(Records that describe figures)

— Start —

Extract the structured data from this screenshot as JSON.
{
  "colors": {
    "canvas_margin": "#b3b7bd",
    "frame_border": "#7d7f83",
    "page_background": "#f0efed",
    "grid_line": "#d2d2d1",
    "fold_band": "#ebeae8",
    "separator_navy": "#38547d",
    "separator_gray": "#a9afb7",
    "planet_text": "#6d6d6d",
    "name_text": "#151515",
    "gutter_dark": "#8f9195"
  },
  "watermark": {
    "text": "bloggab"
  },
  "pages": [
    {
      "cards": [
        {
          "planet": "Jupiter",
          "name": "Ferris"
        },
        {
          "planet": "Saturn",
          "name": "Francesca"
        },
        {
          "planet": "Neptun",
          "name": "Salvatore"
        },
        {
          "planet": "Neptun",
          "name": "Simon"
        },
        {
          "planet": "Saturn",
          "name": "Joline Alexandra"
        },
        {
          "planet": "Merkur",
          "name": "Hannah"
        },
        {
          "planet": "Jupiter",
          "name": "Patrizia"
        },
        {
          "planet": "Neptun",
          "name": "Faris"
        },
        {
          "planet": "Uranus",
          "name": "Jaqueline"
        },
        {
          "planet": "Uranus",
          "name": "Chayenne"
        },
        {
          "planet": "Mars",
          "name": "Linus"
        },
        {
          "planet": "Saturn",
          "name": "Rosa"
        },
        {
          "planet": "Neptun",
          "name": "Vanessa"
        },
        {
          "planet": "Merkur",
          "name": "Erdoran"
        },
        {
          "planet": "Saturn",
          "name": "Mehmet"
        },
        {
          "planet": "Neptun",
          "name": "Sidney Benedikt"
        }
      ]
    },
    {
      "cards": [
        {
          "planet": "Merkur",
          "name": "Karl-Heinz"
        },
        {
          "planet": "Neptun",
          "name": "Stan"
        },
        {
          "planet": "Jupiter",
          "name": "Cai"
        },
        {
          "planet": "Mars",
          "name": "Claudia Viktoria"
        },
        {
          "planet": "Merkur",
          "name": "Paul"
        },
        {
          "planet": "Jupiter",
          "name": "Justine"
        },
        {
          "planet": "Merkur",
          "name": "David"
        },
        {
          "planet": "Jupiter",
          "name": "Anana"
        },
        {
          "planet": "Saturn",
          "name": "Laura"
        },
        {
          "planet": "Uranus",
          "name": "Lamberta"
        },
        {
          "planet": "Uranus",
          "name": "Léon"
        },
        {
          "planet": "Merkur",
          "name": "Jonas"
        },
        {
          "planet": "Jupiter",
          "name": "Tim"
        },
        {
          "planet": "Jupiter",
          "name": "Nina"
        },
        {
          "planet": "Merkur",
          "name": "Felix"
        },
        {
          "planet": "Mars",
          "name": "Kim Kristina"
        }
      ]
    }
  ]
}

— End —

Direction:
Repeat the records above exactly, leaving none out.

Answer:
Extract the structured data from this screenshot as JSON.
{
  "colors": {
    "canvas_margin": "#b3b7bd",
    "frame_border": "#7d7f83",
    "page_background": "#f0efed",
    "grid_line": "#d2d2d1",
    "fold_band": "#ebeae8",
    "separator_navy": "#38547d",
    "separator_gray": "#a9afb7",
    "planet_text": "#6d6d6d",
    "name_text": "#151515",
    "gutter_dark": "#8f9195"
  },
  "watermark": {
    "text": "bloggab"
  },
  "pages": [
    {
      "cards": [
        {
          "planet": "Jupiter",
          "name": "Ferris"
        },
        {
          "planet": "Saturn",
          "name": "Francesca"
        },
        {
          "planet": "Neptun",
          "name": "Salvatore"
        },
        {
          "planet": "Neptun",
          "name": "Simon"
        },
        {
          "planet": "Saturn",
          "name": "Joline Alexandra"
        },
        {
          "planet": "Merkur",
          "name": "Hannah"
        },
        {
          "planet": "Jupiter",
          "name": "Patrizia"
        },
        {
          "planet": "Neptun",
          "name": "Faris"
        },
        {
          "planet": "Uranus",
          "name": "Jaqueline"
        },
        {
          "planet": "Uranus",
          "name": "Chayenne"
        },
        {
          "planet": "Mars",
          "name": "Linus"
        },
        {
          "planet": "Saturn",
          "name": "Rosa"
        },
        {
          "planet": "Neptun",
          "name": "Vanessa"
        },
        {
          "planet": "Merkur",
          "name": "Erdoran"
        },
        {
          "planet": "Saturn",
          "name": "Mehmet"
        },
        {
          "planet": "Neptun",
          "name": "Sidney Benedikt"
        }
      ]
    },
    {
      "cards": [
        {
          "planet": "Merkur",
          "name": "Karl-Heinz"
        },
        {
          "planet": "Neptun",
          "name": "Stan"
        },
        {
          "planet": "Jupiter",
          "name": "Cai"
        },
        {
          "planet": "Mars",
          "name": "Claudia Viktoria"
        },
        {
          "planet": "Merkur",
          "name": "Paul"
        },
        {
          "planet": "Jupiter",
          "name": "Justine"
        },
        {
          "planet": "Merkur",
          "name": "David"
        },
        {
          "planet": "Jupiter",
          "name": "Anana"
        },
        {
          "planet": "Saturn",
          "name": "Laura"
        },
        {
          "planet": "Uranus",
          "name": "Lamberta"
        },
        {
          "planet": "Uranus",
          "name": "Léon"
        },
        {
          "planet": "Merkur",
          "name": "Jonas"
        },
        {
          "planet": "Jupiter",
          "name": "Tim"
        },
        {
          "planet": "Jupiter",
          "name": "Nina"
        },
        {
          "planet": "Merkur",
          "name": "Felix"
        },
        {
          "planet": "Mars",
          "name": "Kim Kristina"
        }
      ]
    }
  ]
}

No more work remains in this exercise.